# START OF ENTRIES PROVIDED

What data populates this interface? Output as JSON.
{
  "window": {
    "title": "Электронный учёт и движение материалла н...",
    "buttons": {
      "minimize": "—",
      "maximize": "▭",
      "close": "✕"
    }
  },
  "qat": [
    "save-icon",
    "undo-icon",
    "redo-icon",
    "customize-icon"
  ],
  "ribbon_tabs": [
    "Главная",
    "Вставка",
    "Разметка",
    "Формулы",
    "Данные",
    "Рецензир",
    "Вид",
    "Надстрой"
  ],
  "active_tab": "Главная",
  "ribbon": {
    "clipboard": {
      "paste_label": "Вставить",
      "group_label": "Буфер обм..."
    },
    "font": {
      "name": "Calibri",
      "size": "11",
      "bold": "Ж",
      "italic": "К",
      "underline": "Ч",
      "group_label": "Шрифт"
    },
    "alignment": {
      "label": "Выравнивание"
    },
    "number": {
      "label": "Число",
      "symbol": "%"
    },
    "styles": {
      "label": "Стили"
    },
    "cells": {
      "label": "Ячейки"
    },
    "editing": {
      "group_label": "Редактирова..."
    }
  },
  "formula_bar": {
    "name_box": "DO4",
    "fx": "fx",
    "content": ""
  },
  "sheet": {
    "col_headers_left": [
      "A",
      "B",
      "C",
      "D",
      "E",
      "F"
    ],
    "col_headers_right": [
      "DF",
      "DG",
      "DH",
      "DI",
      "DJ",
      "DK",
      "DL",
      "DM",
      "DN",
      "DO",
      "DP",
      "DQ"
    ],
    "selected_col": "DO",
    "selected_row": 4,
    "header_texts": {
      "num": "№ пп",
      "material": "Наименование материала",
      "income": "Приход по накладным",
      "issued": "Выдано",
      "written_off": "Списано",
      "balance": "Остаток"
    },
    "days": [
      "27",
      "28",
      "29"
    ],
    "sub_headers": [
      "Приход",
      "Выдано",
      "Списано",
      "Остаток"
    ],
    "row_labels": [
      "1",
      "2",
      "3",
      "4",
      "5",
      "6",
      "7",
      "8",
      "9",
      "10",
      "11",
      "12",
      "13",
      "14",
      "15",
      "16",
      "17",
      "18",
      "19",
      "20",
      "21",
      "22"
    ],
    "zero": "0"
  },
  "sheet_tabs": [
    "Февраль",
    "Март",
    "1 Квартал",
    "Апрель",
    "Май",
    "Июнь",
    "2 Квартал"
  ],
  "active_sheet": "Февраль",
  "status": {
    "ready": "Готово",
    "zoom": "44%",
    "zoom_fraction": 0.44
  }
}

# END OF ENTRIES PROVIDED

__GIVEN EXERCISE__
Restate the whole listing exactly, leaving out nothing.

__COMPLETE RESPONSE__
What data populates this interface? Output as JSON.
{
  "window": {
    "title": "Электронный учёт и движение материалла н...",
    "buttons": {
      "minimize": "—",
      "maximize": "▭",
      "close": "✕"
    }
  },
  "qat": [
    "save-icon",
    "undo-icon",
    "redo-icon",
    "customize-icon"
  ],
  "ribbon_tabs": [
    "Главная",
    "Вставка",
    "Разметка",
    "Формулы",
    "Данные",
    "Рецензир",
    "Вид",
    "Надстрой"
  ],
  "active_tab": "Главная",
  "ribbon": {
    "clipboard": {
      "paste_label": "Вставить",
      "group_label": "Буфер обм..."
    },
    "font": {
      "name": "Calibri",
      "size": "11",
      "bold": "Ж",
      "italic": "К",
      "underline": "Ч",
      "group_label": "Шрифт"
    },
    "alignment": {
      "label": "Выравнивание"
    },
    "number": {
      "label": "Число",
      "symbol": "%"
    },
    "styles": {
      "label": "Стили"
    },
    "cells": {
      "label": "Ячейки"
    },
    "editing": {
      "group_label": "Редактирова..."
    }
  },
  "formula_bar": {
    "name_box": "DO4",
    "fx": "fx",
    "content": ""
  },
  "sheet": {
    "col_headers_left": [
      "A",
      "B",
      "C",
      "D",
      "E",
      "F"
    ],
    "col_headers_right": [
      "DF",
      "DG",
      "DH",
      "DI",
      "DJ",
      "DK",
      "DL",
      "DM",
      "DN",
      "DO",
      "DP",
      "DQ"
    ],
    "selected_col": "DO",
    "selected_row": 4,
    "header_texts": {
      "num": "№ пп",
      "material": "Наименование материала",
      "income": "Приход по накладным",
      "issued": "Выдано",
      "written_off": "Списано",
      "balance": "Остаток"
    },
    "days": [
      "27",
      "28",
      "29"
    ],
    "sub_headers": [
      "Приход",
      "Выдано",
      "Списано",
      "Остаток"
    ],
    "row_labels": [
      "1",
      "2",
      "3",
      "4",
      "5",
      "6",
      "7",
      "8",
      "9",
      "10",
      "11",
      "12",
      "13",
      "14",
      "15",
      "16",
      "17",
      "18",
      "19",
      "20",
      "21",
      "22"
    ],
    "zero": "0"
  },
  "sheet_tabs": [
    "Февраль",
    "Март",
    "1 Квартал",
    "Апрель",
    "Май",
    "Июнь",
    "2 Квартал"
  ],
  "active_sheet": "Февраль",
  "status": {
    "ready": "Готово",
    "zoom": "44%",
    "zoom_fraction": 0.44
  }
}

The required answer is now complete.